Given request
Go through the material below and count the lines with the string "beforeRender材质"; the number is the whole answer.

Data for processing
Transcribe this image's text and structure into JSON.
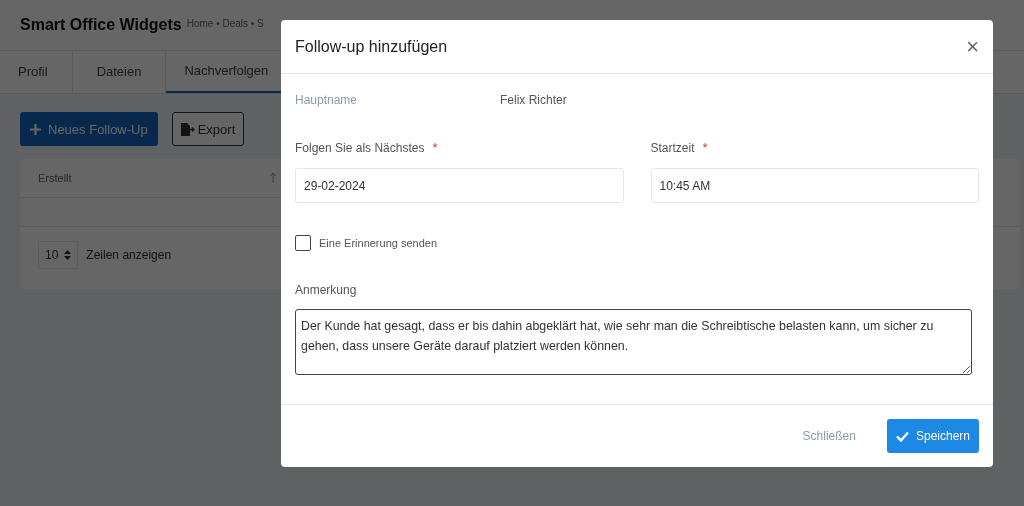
{
  "page": {
    "title": "Smart Office Widgets",
    "breadcrumb": "Home • Deals • S",
    "tabs": [
      {
        "label": "Profil",
        "selected": false
      },
      {
        "label": "Dateien",
        "selected": false
      },
      {
        "label": "Nachverfolgen",
        "selected": true
      }
    ],
    "new_button": "Neues Follow-Up",
    "export_button": "Export",
    "table": {
      "columns": [
        "Erstellt"
      ],
      "page_size": "10",
      "page_size_label": "Zeilen anzeigen"
    }
  },
  "modal": {
    "title": "Follow-up hinzufügen",
    "close": "×",
    "main_name_label": "Hauptname",
    "main_name_value": "Felix Richter",
    "fields": [
      {
        "label": "Folgen Sie als Nächstes",
        "required_mark": "*",
        "value": "29-02-2024"
      },
      {
        "label": "Startzeit",
        "required_mark": "*",
        "value": "10:45 AM"
      }
    ],
    "reminder": {
      "label": "Eine Erinnerung senden",
      "checked": false
    },
    "note_label": "Anmerkung",
    "note_value": "Der Kunde hat gesagt, dass er bis dahin abgeklärt hat, wie sehr man die Schreibtische belasten kann, um sicher zu gehen, dass unsere Geräte darauf platziert werden können.",
    "close_button": "Schließen",
    "save_button": "Speichern"
  }
}
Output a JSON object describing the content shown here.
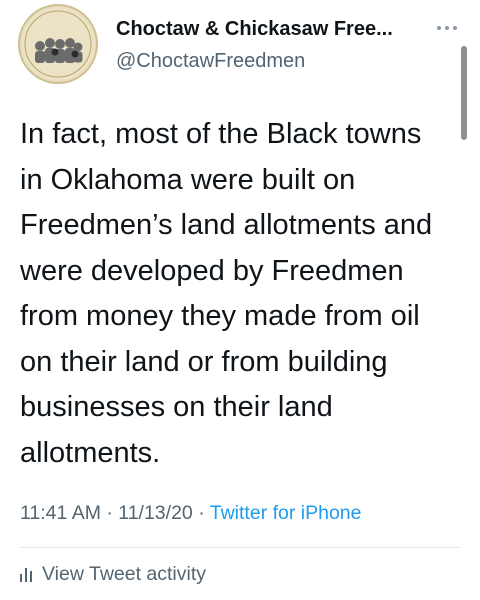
{
  "tweet": {
    "avatar": {
      "icon": "community-logo-avatar",
      "logo_lines": [
        "CHOCTAW &",
        "CHICKASAW",
        "FREEDMEN",
        "Community"
      ]
    },
    "display_name": "Choctaw & Chickasaw Free...",
    "handle": "@ChoctawFreedmen",
    "more_icon": "more-dots-icon",
    "body_lines": [
      "In fact, most of the Black towns",
      "in Oklahoma were built on",
      "Freedmen’s land allotments and",
      "were developed by Freedmen",
      "from money they made from oil",
      "on their land or from building",
      "businesses on their land",
      "allotments."
    ],
    "time": "11:41 AM",
    "date": "11/13/20",
    "separator": "·",
    "source": "Twitter for iPhone",
    "activity_icon": "bar-chart-icon",
    "activity_label": "View Tweet activity"
  },
  "colors": {
    "text": "#0f1419",
    "secondary": "#536471",
    "link": "#1d9bf0"
  }
}
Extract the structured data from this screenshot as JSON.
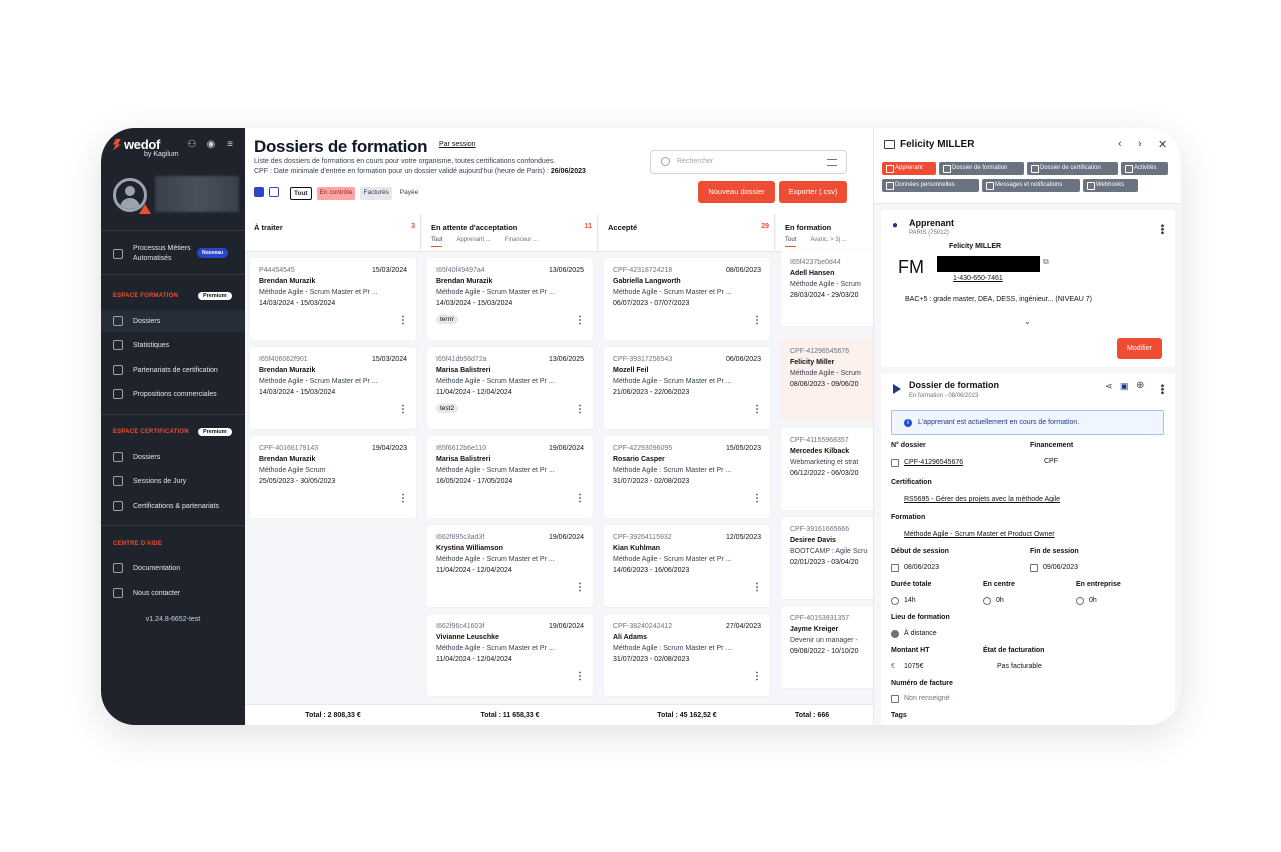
{
  "sidebar": {
    "logo": "wedof",
    "logo_sub": "by Kagilum",
    "processus": {
      "label1": "Processus Métiers",
      "label2": "Automatisés",
      "badge": "Nouveau"
    },
    "formation_section": {
      "title": "ESPACE FORMATION",
      "badge": "Premium"
    },
    "formation_items": [
      {
        "label": "Dossiers"
      },
      {
        "label": "Statistiques"
      },
      {
        "label": "Partenariats de certification"
      },
      {
        "label": "Propositions commerciales"
      }
    ],
    "certification_section": {
      "title": "ESPACE CERTIFICATION",
      "badge": "Premium"
    },
    "certification_items": [
      {
        "label": "Dossiers"
      },
      {
        "label": "Sessions de Jury"
      },
      {
        "label": "Certifications & partenariats"
      }
    ],
    "help_section": {
      "title": "CENTRE D'AIDE"
    },
    "help_items": [
      {
        "label": "Documentation"
      },
      {
        "label": "Nous contacter"
      }
    ],
    "version": "v1.24.8-6652-test"
  },
  "header": {
    "title": "Dossiers de formation",
    "by_session": "Par session",
    "desc1": "Liste des dossiers de formations en cours pour votre organisme, toutes certifications confondues.",
    "desc2_prefix": "CPF : Date minimale d'entrée en formation pour un dossier validé aujourd'hui (heure de Paris) :",
    "desc2_date": "26/06/2023",
    "filters": [
      "Tout",
      "En contrôle",
      "Facturés",
      "Payée"
    ],
    "search_placeholder": "Rechercher",
    "new_button": "Nouveau dossier",
    "export_button": "Exporter (.csv)"
  },
  "columns": [
    {
      "name": "À traiter",
      "count": "3",
      "tabs": [],
      "total": "Total : 2 808,33 €",
      "cards": [
        {
          "id": "P44454545",
          "date": "15/03/2024",
          "name": "Brendan Murazik",
          "cert": "Méthode Agile - Scrum Master et Pr ...",
          "period": "14/03/2024 - 15/03/2024",
          "tag": ""
        },
        {
          "id": "I65f406062f901",
          "date": "15/03/2024",
          "name": "Brendan Murazik",
          "cert": "Méthode Agile - Scrum Master et Pr ...",
          "period": "14/03/2024 - 15/03/2024",
          "tag": ""
        },
        {
          "id": "CPF-40166179143",
          "date": "19/04/2023",
          "name": "Brendan Murazik",
          "cert": "Méthode Agile Scrum",
          "period": "25/05/2023 - 30/05/2023",
          "tag": ""
        }
      ]
    },
    {
      "name": "En attente d'acceptation",
      "count": "11",
      "tabs": [
        "Tout",
        "Apprenant ...",
        "Financeur ..."
      ],
      "total": "Total : 11 658,33 €",
      "cards": [
        {
          "id": "I65f40f49497a4",
          "date": "13/06/2025",
          "name": "Brendan Murazik",
          "cert": "Méthode Agile - Scrum Master et Pr ...",
          "period": "14/03/2024 - 15/03/2024",
          "tag": "terrrr"
        },
        {
          "id": "I65f41db56d72a",
          "date": "13/06/2025",
          "name": "Marisa Balistreri",
          "cert": "Méthode Agile - Scrum Master et Pr ...",
          "period": "11/04/2024 - 12/04/2024",
          "tag": "test2"
        },
        {
          "id": "I65f6612b6e110",
          "date": "19/06/2024",
          "name": "Marisa Balistreri",
          "cert": "Méthode Agile - Scrum Master et Pr ...",
          "period": "16/05/2024 - 17/05/2024",
          "tag": ""
        },
        {
          "id": "I662f895c3ad3f",
          "date": "19/06/2024",
          "name": "Krystina Williamson",
          "cert": "Méthode Agile - Scrum Master et Pr ...",
          "period": "11/04/2024 - 12/04/2024",
          "tag": ""
        },
        {
          "id": "I662f96c41603f",
          "date": "19/06/2024",
          "name": "Vivianne Leuschke",
          "cert": "Méthode Agile - Scrum Master et Pr ...",
          "period": "11/04/2024 - 12/04/2024",
          "tag": ""
        }
      ]
    },
    {
      "name": "Accepté",
      "count": "29",
      "tabs": [],
      "total": "Total : 45 162,52 €",
      "cards": [
        {
          "id": "CPF-42318724218",
          "date": "08/06/2023",
          "name": "Gabriella Langworth",
          "cert": "Méthode Agile - Scrum Master et Pr ...",
          "period": "06/07/2023 - 07/07/2023",
          "tag": ""
        },
        {
          "id": "CPF-39317256543",
          "date": "06/06/2023",
          "name": "Mozell Feil",
          "cert": "Méthode Agile - Scrum Master et Pr ...",
          "period": "21/06/2023 - 22/06/2023",
          "tag": ""
        },
        {
          "id": "CPF-42293096095",
          "date": "15/05/2023",
          "name": "Rosario Casper",
          "cert": "Méthode Agile : Scrum Master et Pr ...",
          "period": "31/07/2023 - 02/08/2023",
          "tag": ""
        },
        {
          "id": "CPF-39264115932",
          "date": "12/05/2023",
          "name": "Kian Kuhlman",
          "cert": "Méthode Agile - Scrum Master et Pr ...",
          "period": "14/06/2023 - 16/06/2023",
          "tag": ""
        },
        {
          "id": "CPF-38240242412",
          "date": "27/04/2023",
          "name": "Ali Adams",
          "cert": "Méthode Agile : Scrum Master et Pr ...",
          "period": "31/07/2023 - 02/08/2023",
          "tag": ""
        }
      ]
    },
    {
      "name": "En formation",
      "count": "",
      "tabs": [
        "Tout",
        "Avanc. > 3j ..."
      ],
      "total": "Total : 666",
      "cards": [
        {
          "id": "I65f4237be0d44",
          "date": "",
          "name": "Adell Hansen",
          "cert": "Méthode Agile - Scrum",
          "period": "28/03/2024 - 29/03/20",
          "tag": ""
        },
        {
          "id": "CPF-41296545676",
          "date": "",
          "name": "Felicity Miller",
          "cert": "Méthode Agile - Scrum",
          "period": "08/06/2023 - 09/06/20",
          "tag": ""
        },
        {
          "id": "CPF-41155968357",
          "date": "",
          "name": "Mercedes Kilback",
          "cert": "Webmarketing et strat",
          "period": "06/12/2022 - 06/03/20",
          "tag": ""
        },
        {
          "id": "CPF-39161665666",
          "date": "",
          "name": "Desiree Davis",
          "cert": "BOOTCAMP : Agile Scru",
          "period": "02/01/2023 - 03/04/20",
          "tag": ""
        },
        {
          "id": "CPF-40153931357",
          "date": "",
          "name": "Jayme Kreiger",
          "cert": "Devenir un manager -",
          "period": "09/08/2022 - 10/10/20",
          "tag": ""
        }
      ]
    }
  ],
  "panel": {
    "name": "Felicity MILLER",
    "tabs": [
      "Apprenant",
      "Dossier de formation",
      "Dossier de certification",
      "Activités",
      "Données personnelles",
      "Messages et notifications",
      "Webhooks"
    ],
    "apprenant": {
      "title": "Apprenant",
      "city": "PARIS (75012)",
      "initials": "FM",
      "fullname": "Felicity MILLER",
      "phone": "1-430-650-7461",
      "diploma": "BAC+5 : grade master, DEA, DESS, ingénieur... (NIVEAU 7)",
      "modify": "Modifier"
    },
    "dossier": {
      "title": "Dossier de formation",
      "subtitle": "En formation - 08/06/2023",
      "info": "L'apprenant est actuellement en cours de formation.",
      "num_label": "N° dossier",
      "num": "CPF-41296545676",
      "fin_label": "Financement",
      "fin": "CPF",
      "cert_label": "Certification",
      "cert": "RS5695 - Gérer des projets avec la méthode Agile",
      "form_label": "Formation",
      "form": "Méthode Agile - Scrum Master et Product Owner",
      "debut_label": "Début de session",
      "debut": "08/06/2023",
      "finsess_label": "Fin de session",
      "finsess": "09/06/2023",
      "duree_label": "Durée totale",
      "duree": "14h",
      "centre_label": "En centre",
      "centre": "0h",
      "entreprise_label": "En entreprise",
      "entreprise": "0h",
      "lieu_label": "Lieu de formation",
      "lieu": "À distance",
      "montant_label": "Montant HT",
      "montant": "1075€",
      "etat_label": "État de facturation",
      "etat": "Pas facturable",
      "facture_label": "Numéro de facture",
      "facture": "Non renseigné",
      "tags_label": "Tags"
    }
  },
  "colors": {
    "accent": "#ef4d33",
    "sidebar": "#1e232c",
    "blue": "#2a47c9"
  }
}
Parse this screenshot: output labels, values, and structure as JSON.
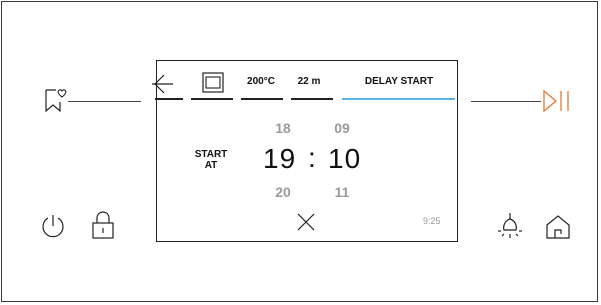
{
  "tabs": [
    {
      "label": "200°C"
    },
    {
      "label": "22 m"
    },
    {
      "label": "DELAY START"
    }
  ],
  "time_picker": {
    "start_label_line1": "START",
    "start_label_line2": "AT",
    "hour_prev": "18",
    "minute_prev": "09",
    "hour": "19",
    "separator": ":",
    "minute": "10",
    "hour_next": "20",
    "minute_next": "11"
  },
  "clock": "9:25",
  "colors": {
    "accent_play": "#e8762b",
    "active_tab": "#5ab2e6"
  },
  "icons": [
    "favorite-bookmark-icon",
    "play-pause-icon",
    "power-icon",
    "lock-icon",
    "oven-light-icon",
    "home-icon",
    "back-arrow-icon",
    "oven-mode-icon",
    "close-icon"
  ]
}
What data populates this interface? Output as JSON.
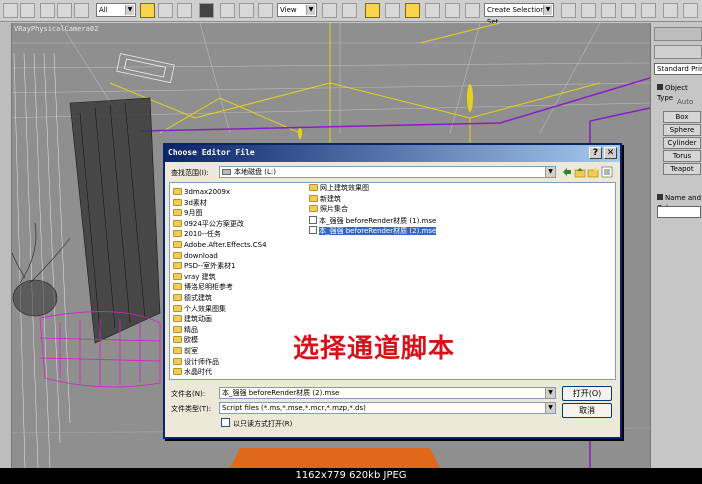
{
  "toolbar": {
    "filter_value": "All",
    "view_value": "View",
    "selection_set_placeholder": "Create Selection Set"
  },
  "viewport": {
    "label": "VRayPhysicalCamera02"
  },
  "command_panel": {
    "category_dropdown": "Standard Primitives",
    "object_type_header": "Object Type",
    "autogrid_label": "Auto",
    "buttons": [
      "Box",
      "Sphere",
      "Cylinder",
      "Torus",
      "Teapot"
    ],
    "name_color_header": "Name and Color"
  },
  "dialog": {
    "title": "Choose Editor File",
    "look_in_label": "查找范围(I):",
    "look_in_value": "本地磁盘 (L:)",
    "items_col1": [
      "3dmax2009x",
      "3d素材",
      "9月图",
      "0924平公方案更改",
      "2010--任务",
      "Adobe.After.Effects.CS4",
      "download",
      "PSD--室外素材1",
      "vray 建筑",
      "博洛尼明柜参考",
      "德式建筑",
      "个人效果图集",
      "建筑动画",
      "精品",
      "欧模",
      "前室",
      "设计师作品",
      "水晶时代"
    ],
    "items_col2": [
      {
        "name": "网上建筑效果图",
        "kind": "folder"
      },
      {
        "name": "新建筑",
        "kind": "folder"
      },
      {
        "name": "照片集合",
        "kind": "folder"
      },
      {
        "name": "本_强强  beforeRender材质 (1).mse",
        "kind": "file"
      },
      {
        "name": "本_强强  beforeRender材质 (2).mse",
        "kind": "file",
        "selected": true
      }
    ],
    "overlay_annotation": "选择通道脚本",
    "filename_label": "文件名(N):",
    "filename_value": "本_强强  beforeRender材质 (2).mse",
    "filetype_label": "文件类型(T):",
    "filetype_value": "Script files (*.ms,*.mse,*.mcr,*.mzp,*.ds)",
    "open_button": "打开(O)",
    "cancel_button": "取消",
    "readonly_label": "以只读方式打开(R)"
  },
  "caption": "1162x779  620kb  JPEG"
}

Exercise output
3